■ **EXERCISE INSTRUCTIONS**
Retype the full set of records. Keep every character identical.

■ **RECORDS TO PROCESS**
___
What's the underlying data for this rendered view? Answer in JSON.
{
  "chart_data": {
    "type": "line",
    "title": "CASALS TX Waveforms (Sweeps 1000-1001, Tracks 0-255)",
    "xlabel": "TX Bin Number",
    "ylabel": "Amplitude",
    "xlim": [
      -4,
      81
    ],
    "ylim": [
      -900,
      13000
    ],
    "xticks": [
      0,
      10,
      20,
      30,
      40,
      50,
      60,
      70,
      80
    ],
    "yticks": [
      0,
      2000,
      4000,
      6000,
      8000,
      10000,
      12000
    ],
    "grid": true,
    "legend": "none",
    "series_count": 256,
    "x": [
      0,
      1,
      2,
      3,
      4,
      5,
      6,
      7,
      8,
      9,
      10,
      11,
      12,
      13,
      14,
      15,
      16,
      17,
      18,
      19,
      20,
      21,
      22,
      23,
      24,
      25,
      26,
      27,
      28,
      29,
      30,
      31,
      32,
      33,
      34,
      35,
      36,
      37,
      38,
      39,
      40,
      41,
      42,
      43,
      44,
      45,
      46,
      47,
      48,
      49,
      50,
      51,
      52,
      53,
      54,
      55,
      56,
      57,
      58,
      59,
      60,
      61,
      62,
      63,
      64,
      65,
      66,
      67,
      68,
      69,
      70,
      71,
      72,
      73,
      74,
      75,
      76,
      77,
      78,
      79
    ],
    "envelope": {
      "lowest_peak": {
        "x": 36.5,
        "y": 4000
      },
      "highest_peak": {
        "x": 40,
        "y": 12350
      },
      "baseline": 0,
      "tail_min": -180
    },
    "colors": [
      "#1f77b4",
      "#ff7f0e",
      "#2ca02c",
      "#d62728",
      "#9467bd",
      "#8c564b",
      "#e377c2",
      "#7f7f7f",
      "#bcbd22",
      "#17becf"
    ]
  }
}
___
■ **FINAL RESULT**
What's the underlying data for this rendered view? Answer in JSON.
{
  "chart_data": {
    "type": "line",
    "title": "CASALS TX Waveforms (Sweeps 1000-1001, Tracks 0-255)",
    "xlabel": "TX Bin Number",
    "ylabel": "Amplitude",
    "xlim": [
      -4,
      81
    ],
    "ylim": [
      -900,
      13000
    ],
    "xticks": [
      0,
      10,
      20,
      30,
      40,
      50,
      60,
      70,
      80
    ],
    "yticks": [
      0,
      2000,
      4000,
      6000,
      8000,
      10000,
      12000
    ],
    "grid": true,
    "legend": "none",
    "series_count": 256,
    "x": [
      0,
      1,
      2,
      3,
      4,
      5,
      6,
      7,
      8,
      9,
      10,
      11,
      12,
      13,
      14,
      15,
      16,
      17,
      18,
      19,
      20,
      21,
      22,
      23,
      24,
      25,
      26,
      27,
      28,
      29,
      30,
      31,
      32,
      33,
      34,
      35,
      36,
      37,
      38,
      39,
      40,
      41,
      42,
      43,
      44,
      45,
      46,
      47,
      48,
      49,
      50,
      51,
      52,
      53,
      54,
      55,
      56,
      57,
      58,
      59,
      60,
      61,
      62,
      63,
      64,
      65,
      66,
      67,
      68,
      69,
      70,
      71,
      72,
      73,
      74,
      75,
      76,
      77,
      78,
      79
    ],
    "envelope": {
      "lowest_peak": {
        "x": 36.5,
        "y": 4000
      },
      "highest_peak": {
        "x": 40,
        "y": 12350
      },
      "baseline": 0,
      "tail_min": -180
    },
    "colors": [
      "#1f77b4",
      "#ff7f0e",
      "#2ca02c",
      "#d62728",
      "#9467bd",
      "#8c564b",
      "#e377c2",
      "#7f7f7f",
      "#bcbd22",
      "#17becf"
    ]
  }
}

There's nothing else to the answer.